### The problem
Arrange each line of the listing below as a row in a Markdown table with the columns "No." and "Line," skipping blank lines and leaving the pictures out.

--- Start of Material for this exercise ---

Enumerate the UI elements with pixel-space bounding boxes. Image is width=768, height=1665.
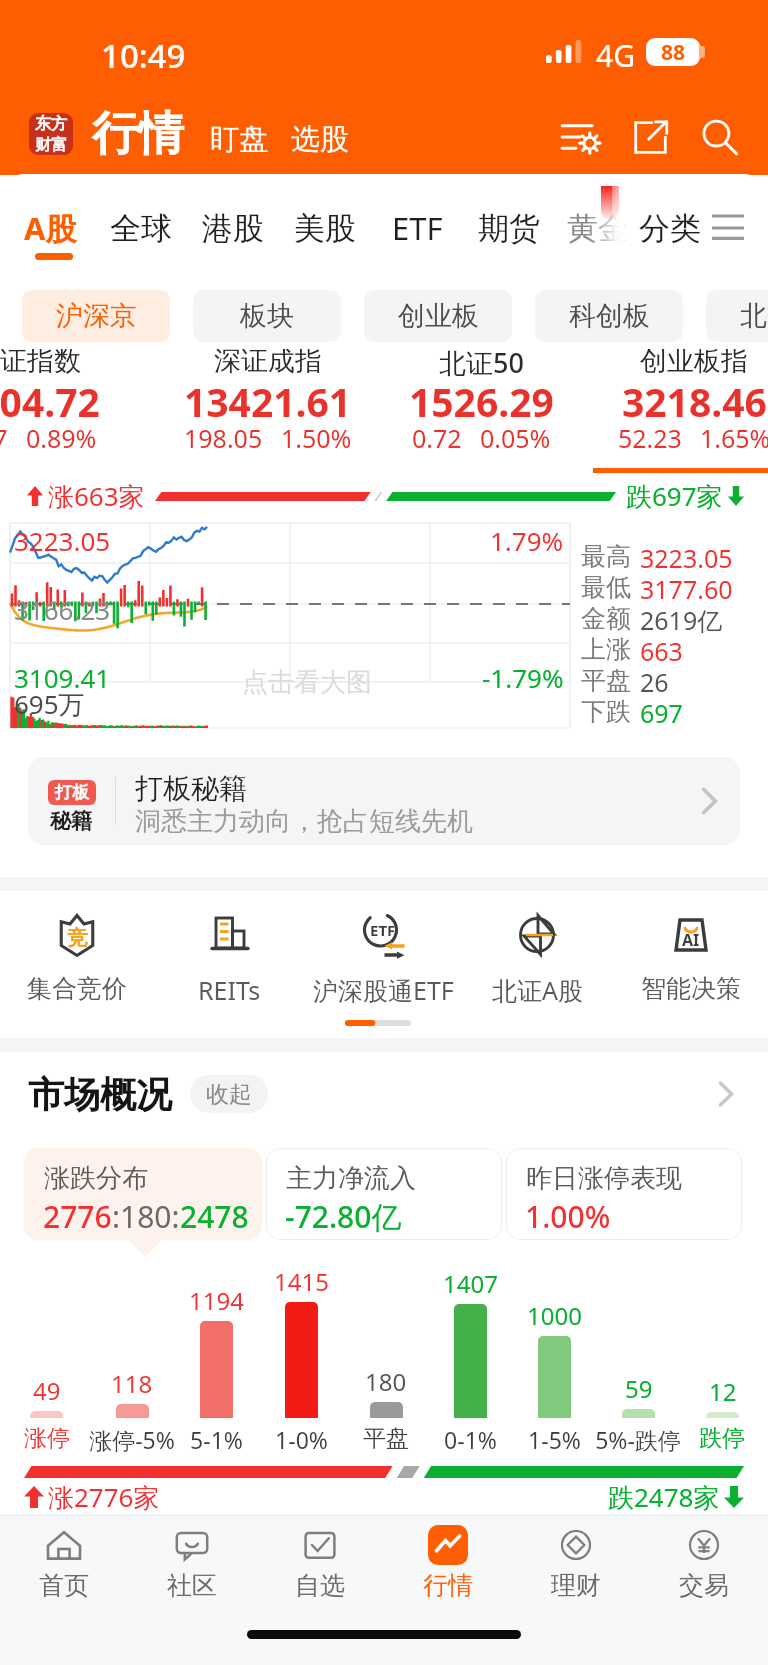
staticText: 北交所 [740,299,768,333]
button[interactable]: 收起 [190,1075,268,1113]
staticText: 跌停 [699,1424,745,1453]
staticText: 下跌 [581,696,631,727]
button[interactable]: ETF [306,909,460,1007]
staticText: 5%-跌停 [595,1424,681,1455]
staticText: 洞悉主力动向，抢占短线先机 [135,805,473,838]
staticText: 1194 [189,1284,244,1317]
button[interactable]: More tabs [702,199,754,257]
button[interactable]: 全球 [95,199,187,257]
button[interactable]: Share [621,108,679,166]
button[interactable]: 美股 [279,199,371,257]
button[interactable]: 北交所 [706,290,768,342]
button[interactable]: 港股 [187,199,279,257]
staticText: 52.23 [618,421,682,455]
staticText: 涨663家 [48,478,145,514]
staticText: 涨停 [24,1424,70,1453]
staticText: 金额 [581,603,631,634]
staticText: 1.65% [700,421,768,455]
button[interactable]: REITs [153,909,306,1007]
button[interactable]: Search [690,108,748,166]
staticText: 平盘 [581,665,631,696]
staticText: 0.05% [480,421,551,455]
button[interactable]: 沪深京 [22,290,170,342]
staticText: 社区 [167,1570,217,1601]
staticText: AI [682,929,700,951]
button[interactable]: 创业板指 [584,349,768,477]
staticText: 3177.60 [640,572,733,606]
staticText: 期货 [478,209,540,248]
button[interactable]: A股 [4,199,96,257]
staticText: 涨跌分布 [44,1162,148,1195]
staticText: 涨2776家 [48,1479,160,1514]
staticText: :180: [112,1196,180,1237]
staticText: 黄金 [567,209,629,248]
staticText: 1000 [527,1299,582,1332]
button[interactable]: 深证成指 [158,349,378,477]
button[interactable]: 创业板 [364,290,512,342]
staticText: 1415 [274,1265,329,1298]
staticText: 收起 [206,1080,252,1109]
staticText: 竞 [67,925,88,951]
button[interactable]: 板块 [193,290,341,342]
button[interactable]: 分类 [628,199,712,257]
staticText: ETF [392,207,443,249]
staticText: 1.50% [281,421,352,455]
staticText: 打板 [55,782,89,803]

--- End of Material for this exercise ---

### Task solution
| No. | Line |
|---|---|
| 1 | Enumerate the UI elements with pixel-space bounding boxes. Image is width=768, height=1665. |
| 2 | staticText: 北交所 [740,299,768,333] |
| 3 | button[interactable]: 收起 [190,1075,268,1113] |
| 4 | staticText: 跌停 [699,1424,745,1453] |
| 5 | staticText: 下跌 [581,696,631,727] |
| 6 | button[interactable]: ETF [306,909,460,1007] |
| 7 | staticText: 5%-跌停 [595,1424,681,1455] |
| 8 | staticText: 洞悉主力动向，抢占短线先机 [135,805,473,838] |
| 9 | staticText: 1194 [189,1284,244,1317] |
| 10 | button[interactable]: More tabs [702,199,754,257] |
| 11 | button[interactable]: 全球 [95,199,187,257] |
| 12 | button[interactable]: Share [621,108,679,166] |
| 13 | button[interactable]: 美股 [279,199,371,257] |
| 14 | button[interactable]: 北交所 [706,290,768,342] |
| 15 | button[interactable]: 港股 [187,199,279,257] |
| 16 | staticText: 52.23 [618,421,682,455] |
| 17 | staticText: 涨663家 [48,478,145,514] |
| 18 | staticText: 涨停 [24,1424,70,1453] |
| 19 | staticText: 金额 [581,603,631,634] |
| 20 | staticText: 1.65% [700,421,768,455] |
| 21 | button[interactable]: REITs [153,909,306,1007] |
| 22 | button[interactable]: Search [690,108,748,166] |
| 23 | staticText: 平盘 [581,665,631,696] |
| 24 | staticText: 0.05% [480,421,551,455] |
| 25 | button[interactable]: 沪深京 [22,290,170,342] |
| 26 | staticText: 社区 [167,1570,217,1601] |
| 27 | staticText: AI [682,929,700,951] |
| 28 | button[interactable]: 创业板指 [584,349,768,477] |
| 29 | staticText: 3177.60 [640,572,733,606] |
| 30 | staticText: 期货 [478,209,540,248] |
| 31 | button[interactable]: A股 [4,199,96,257] |
| 32 | staticText: 涨跌分布 [44,1162,148,1195] |
| 33 | staticText: 涨2776家 [48,1479,160,1514] |
| 34 | staticText: :180: [112,1196,180,1237] |
| 35 | staticText: 黄金 [567,209,629,248] |
| 36 | staticText: 1000 [527,1299,582,1332] |
| 37 | button[interactable]: 深证成指 [158,349,378,477] |
| 38 | button[interactable]: 创业板 [364,290,512,342] |
| 39 | staticText: 1415 [274,1265,329,1298] |
| 40 | staticText: 收起 [206,1080,252,1109] |
| 41 | staticText: 竞 [67,925,88,951] |
| 42 | button[interactable]: 板块 [193,290,341,342] |
| 43 | button[interactable]: 分类 [628,199,712,257] |
| 44 | staticText: ETF [392,207,443,249] |
| 45 | staticText: 1.50% [281,421,352,455] |
| 46 | staticText: 打板 [55,782,89,803] |